Work to do:
Skip the images. Copy the records exactly as written.

┌─ Input for this task

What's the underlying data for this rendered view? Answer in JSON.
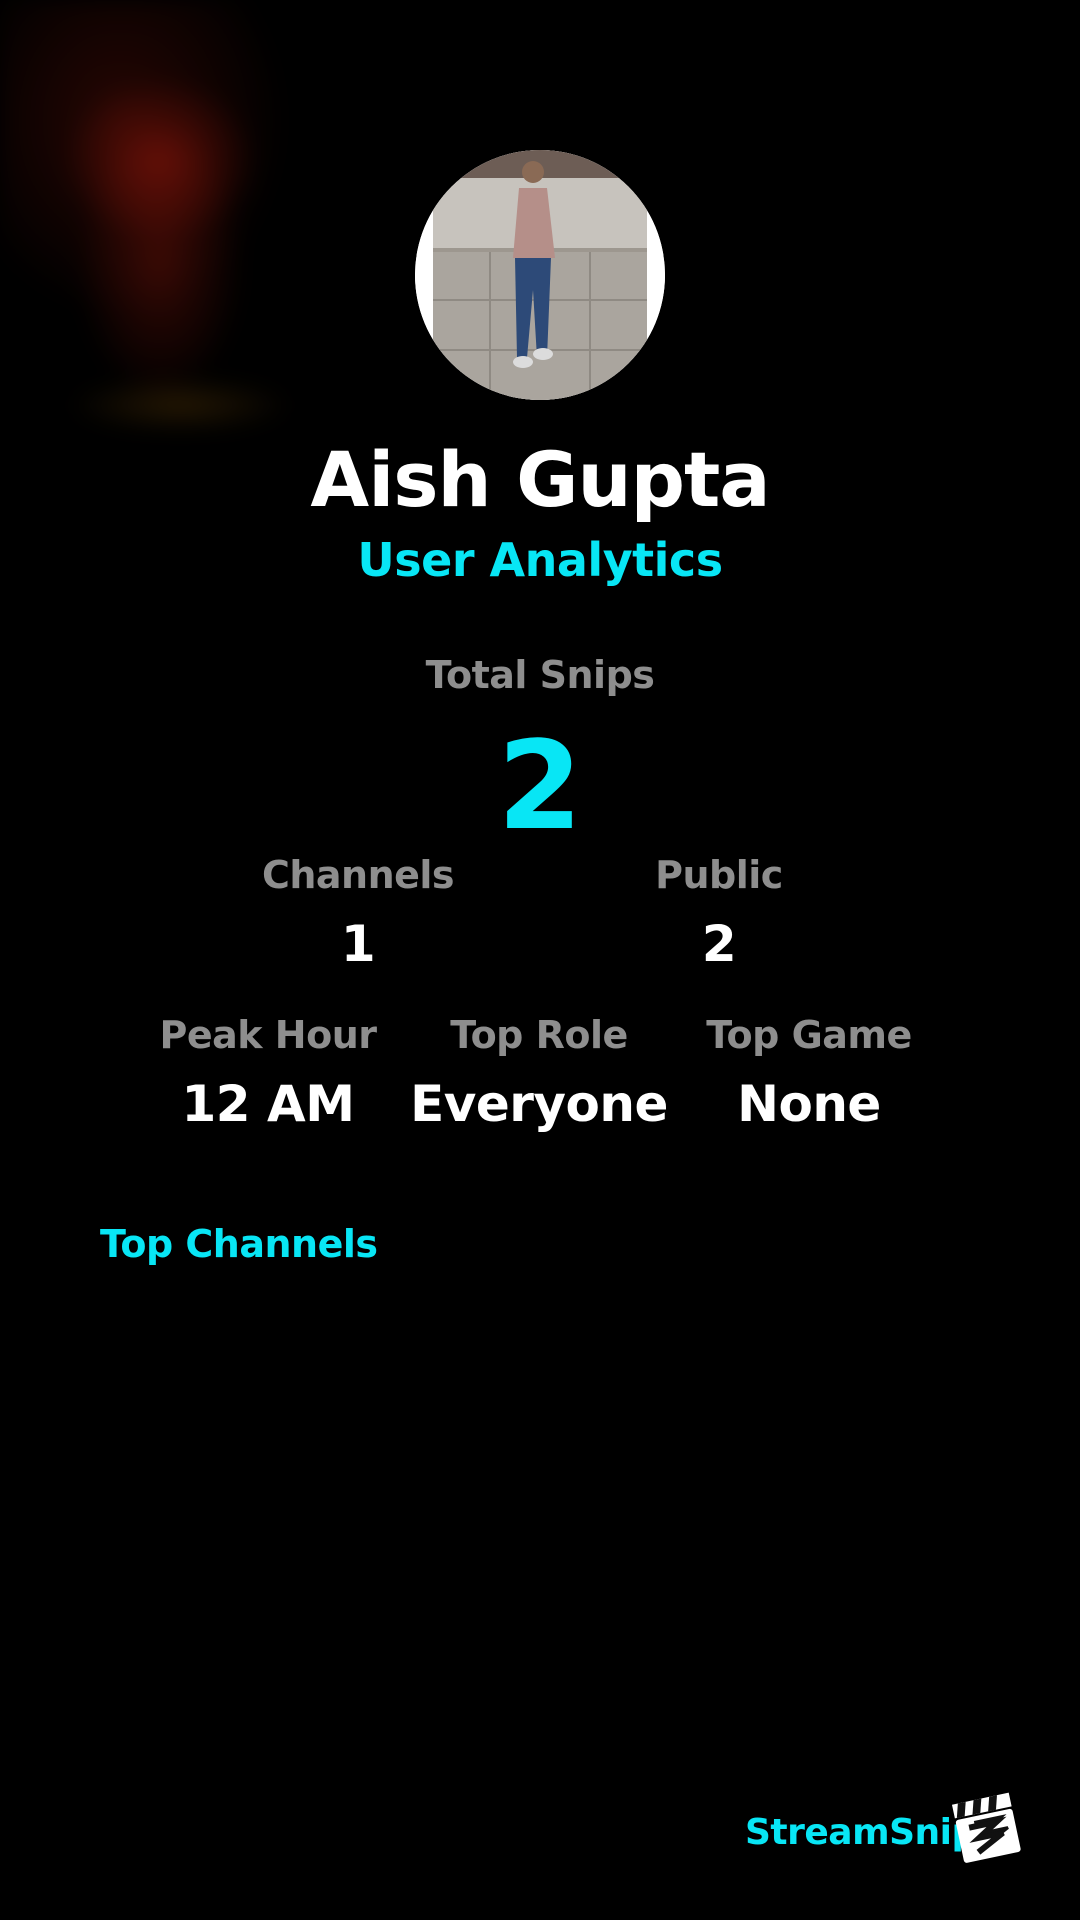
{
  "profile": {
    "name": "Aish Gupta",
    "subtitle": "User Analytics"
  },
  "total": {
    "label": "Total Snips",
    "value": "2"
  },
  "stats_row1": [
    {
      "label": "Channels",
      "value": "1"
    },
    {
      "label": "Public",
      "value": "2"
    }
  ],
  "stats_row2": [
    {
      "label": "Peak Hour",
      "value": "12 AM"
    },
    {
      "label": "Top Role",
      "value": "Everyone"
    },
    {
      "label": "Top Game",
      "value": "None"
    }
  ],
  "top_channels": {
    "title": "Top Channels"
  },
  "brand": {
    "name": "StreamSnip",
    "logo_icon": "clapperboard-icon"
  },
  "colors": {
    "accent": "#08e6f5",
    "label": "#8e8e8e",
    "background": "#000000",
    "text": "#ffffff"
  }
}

└─

Problem solution:
What's the underlying data for this rendered view? Answer in JSON.
{
  "profile": {
    "name": "Aish Gupta",
    "subtitle": "User Analytics"
  },
  "total": {
    "label": "Total Snips",
    "value": "2"
  },
  "stats_row1": [
    {
      "label": "Channels",
      "value": "1"
    },
    {
      "label": "Public",
      "value": "2"
    }
  ],
  "stats_row2": [
    {
      "label": "Peak Hour",
      "value": "12 AM"
    },
    {
      "label": "Top Role",
      "value": "Everyone"
    },
    {
      "label": "Top Game",
      "value": "None"
    }
  ],
  "top_channels": {
    "title": "Top Channels"
  },
  "brand": {
    "name": "StreamSnip",
    "logo_icon": "clapperboard-icon"
  },
  "colors": {
    "accent": "#08e6f5",
    "label": "#8e8e8e",
    "background": "#000000",
    "text": "#ffffff"
  }
}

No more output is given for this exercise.